● Figure dataset records:

▼▼▼

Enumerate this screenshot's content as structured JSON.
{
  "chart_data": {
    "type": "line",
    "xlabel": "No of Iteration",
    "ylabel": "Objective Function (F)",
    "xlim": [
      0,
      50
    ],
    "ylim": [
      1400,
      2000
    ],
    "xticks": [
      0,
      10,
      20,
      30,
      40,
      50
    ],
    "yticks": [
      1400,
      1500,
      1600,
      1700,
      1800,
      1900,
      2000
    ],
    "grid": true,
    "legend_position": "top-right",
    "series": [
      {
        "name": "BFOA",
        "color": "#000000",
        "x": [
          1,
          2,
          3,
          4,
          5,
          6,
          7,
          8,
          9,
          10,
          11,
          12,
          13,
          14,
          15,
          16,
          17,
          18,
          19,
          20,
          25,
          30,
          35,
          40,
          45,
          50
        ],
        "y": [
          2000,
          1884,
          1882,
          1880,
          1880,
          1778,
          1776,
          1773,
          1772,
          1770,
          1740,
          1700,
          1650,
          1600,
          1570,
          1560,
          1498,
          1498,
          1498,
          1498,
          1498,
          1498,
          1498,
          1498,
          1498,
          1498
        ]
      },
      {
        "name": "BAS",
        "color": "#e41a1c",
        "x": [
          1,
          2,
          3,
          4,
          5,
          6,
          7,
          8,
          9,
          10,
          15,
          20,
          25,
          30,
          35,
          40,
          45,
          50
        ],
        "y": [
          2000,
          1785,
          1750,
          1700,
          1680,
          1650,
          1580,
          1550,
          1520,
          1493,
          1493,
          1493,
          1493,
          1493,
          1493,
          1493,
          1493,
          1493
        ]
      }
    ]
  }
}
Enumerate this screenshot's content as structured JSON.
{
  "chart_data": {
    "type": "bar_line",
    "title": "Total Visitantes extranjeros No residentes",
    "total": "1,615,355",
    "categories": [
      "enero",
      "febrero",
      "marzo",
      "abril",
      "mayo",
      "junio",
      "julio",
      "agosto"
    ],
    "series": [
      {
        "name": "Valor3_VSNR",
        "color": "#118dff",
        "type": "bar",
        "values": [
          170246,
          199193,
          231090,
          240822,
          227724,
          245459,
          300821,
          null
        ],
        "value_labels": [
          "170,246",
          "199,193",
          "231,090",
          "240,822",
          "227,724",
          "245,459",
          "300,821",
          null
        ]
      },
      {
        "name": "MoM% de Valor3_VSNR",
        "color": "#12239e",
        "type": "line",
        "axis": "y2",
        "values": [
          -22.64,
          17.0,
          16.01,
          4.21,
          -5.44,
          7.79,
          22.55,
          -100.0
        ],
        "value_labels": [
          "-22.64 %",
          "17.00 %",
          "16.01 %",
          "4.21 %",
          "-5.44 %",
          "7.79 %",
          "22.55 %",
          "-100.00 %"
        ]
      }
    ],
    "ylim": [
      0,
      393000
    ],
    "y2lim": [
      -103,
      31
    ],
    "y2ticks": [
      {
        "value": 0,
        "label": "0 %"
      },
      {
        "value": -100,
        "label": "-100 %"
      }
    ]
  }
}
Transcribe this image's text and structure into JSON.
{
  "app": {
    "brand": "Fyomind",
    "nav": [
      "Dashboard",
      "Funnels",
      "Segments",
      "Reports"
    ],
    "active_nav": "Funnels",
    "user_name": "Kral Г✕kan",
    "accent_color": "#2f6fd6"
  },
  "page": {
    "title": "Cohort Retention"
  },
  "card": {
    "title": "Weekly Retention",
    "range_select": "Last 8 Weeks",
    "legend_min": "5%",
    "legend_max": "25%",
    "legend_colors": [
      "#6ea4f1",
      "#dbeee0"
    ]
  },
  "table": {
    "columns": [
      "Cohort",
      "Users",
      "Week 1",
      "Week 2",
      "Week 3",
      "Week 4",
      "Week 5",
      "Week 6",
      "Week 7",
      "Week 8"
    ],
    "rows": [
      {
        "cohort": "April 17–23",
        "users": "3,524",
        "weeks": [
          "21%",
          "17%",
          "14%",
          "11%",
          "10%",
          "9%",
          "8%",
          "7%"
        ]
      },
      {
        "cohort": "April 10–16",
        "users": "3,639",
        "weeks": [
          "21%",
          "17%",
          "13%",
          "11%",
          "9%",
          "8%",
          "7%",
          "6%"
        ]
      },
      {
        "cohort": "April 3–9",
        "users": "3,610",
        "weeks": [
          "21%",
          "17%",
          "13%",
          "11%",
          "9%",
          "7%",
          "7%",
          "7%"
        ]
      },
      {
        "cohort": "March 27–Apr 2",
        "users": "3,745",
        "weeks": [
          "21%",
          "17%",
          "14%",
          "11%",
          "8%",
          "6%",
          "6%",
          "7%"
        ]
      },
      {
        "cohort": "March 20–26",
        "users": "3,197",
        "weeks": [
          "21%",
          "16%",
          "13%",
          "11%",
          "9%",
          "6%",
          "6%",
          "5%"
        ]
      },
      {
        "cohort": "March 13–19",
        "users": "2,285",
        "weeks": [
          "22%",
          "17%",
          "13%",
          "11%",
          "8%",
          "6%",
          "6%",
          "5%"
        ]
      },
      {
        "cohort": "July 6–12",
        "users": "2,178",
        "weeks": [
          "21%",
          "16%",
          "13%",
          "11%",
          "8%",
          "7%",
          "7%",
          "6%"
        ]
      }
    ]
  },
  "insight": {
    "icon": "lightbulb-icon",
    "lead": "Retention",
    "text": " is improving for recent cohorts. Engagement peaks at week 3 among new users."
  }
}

▲▲▲

● WHAT THE TASK ASKS:
Using the entries above, return each line in which the word "March" occurs.

● EXERCISE RESULT:
        "cohort": "March 27–Apr 2",
        "cohort": "March 20–26",
        "cohort": "March 13–19",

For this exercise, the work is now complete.